[What the task requires] Collect every line of the records below that contains the word "JSON".
• • •
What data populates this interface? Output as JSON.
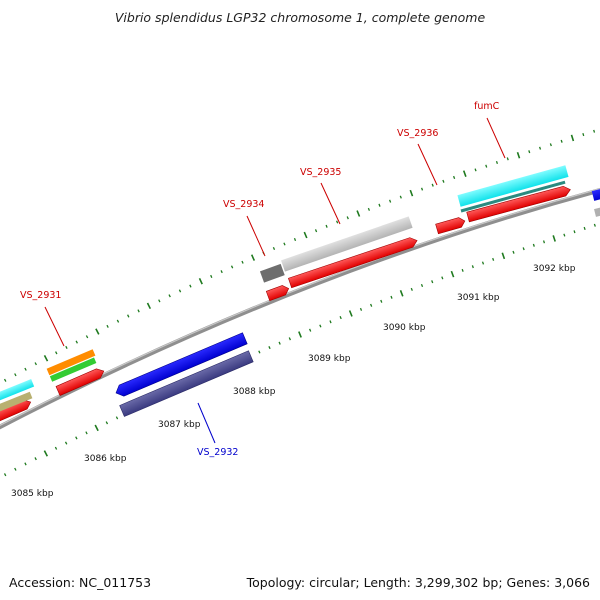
{
  "title": "Vibrio splendidus LGP32 chromosome 1, complete genome",
  "footer": {
    "accession": "Accession: NC_011753",
    "topology": "Topology: circular; Length: 3,299,302 bp; Genes: 3,066"
  },
  "colors": {
    "backbone": "#8a8a8a",
    "tick": "#1f7a1f",
    "forward_gene": "#ff0000",
    "reverse_gene_label": "#0000cc",
    "label_forward": "#cc0000"
  },
  "scale_labels": [
    "3085 kbp",
    "3086 kbp",
    "3087 kbp",
    "3088 kbp",
    "3089 kbp",
    "3090 kbp",
    "3091 kbp",
    "3092 kbp"
  ],
  "gene_labels": [
    {
      "id": "VS_2931",
      "strand": "forward"
    },
    {
      "id": "VS_2932",
      "strand": "reverse"
    },
    {
      "id": "VS_2934",
      "strand": "forward"
    },
    {
      "id": "VS_2935",
      "strand": "forward"
    },
    {
      "id": "VS_2936",
      "strand": "forward"
    },
    {
      "id": "fumC",
      "strand": "forward"
    }
  ]
}
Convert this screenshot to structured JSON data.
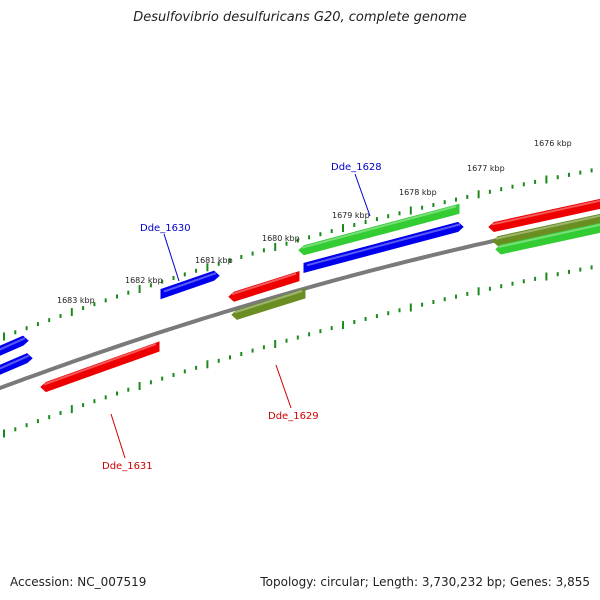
• • •
[Response for this exercise]
What data populates this interface? Output as JSON.
Convert this screenshot to structured JSON data.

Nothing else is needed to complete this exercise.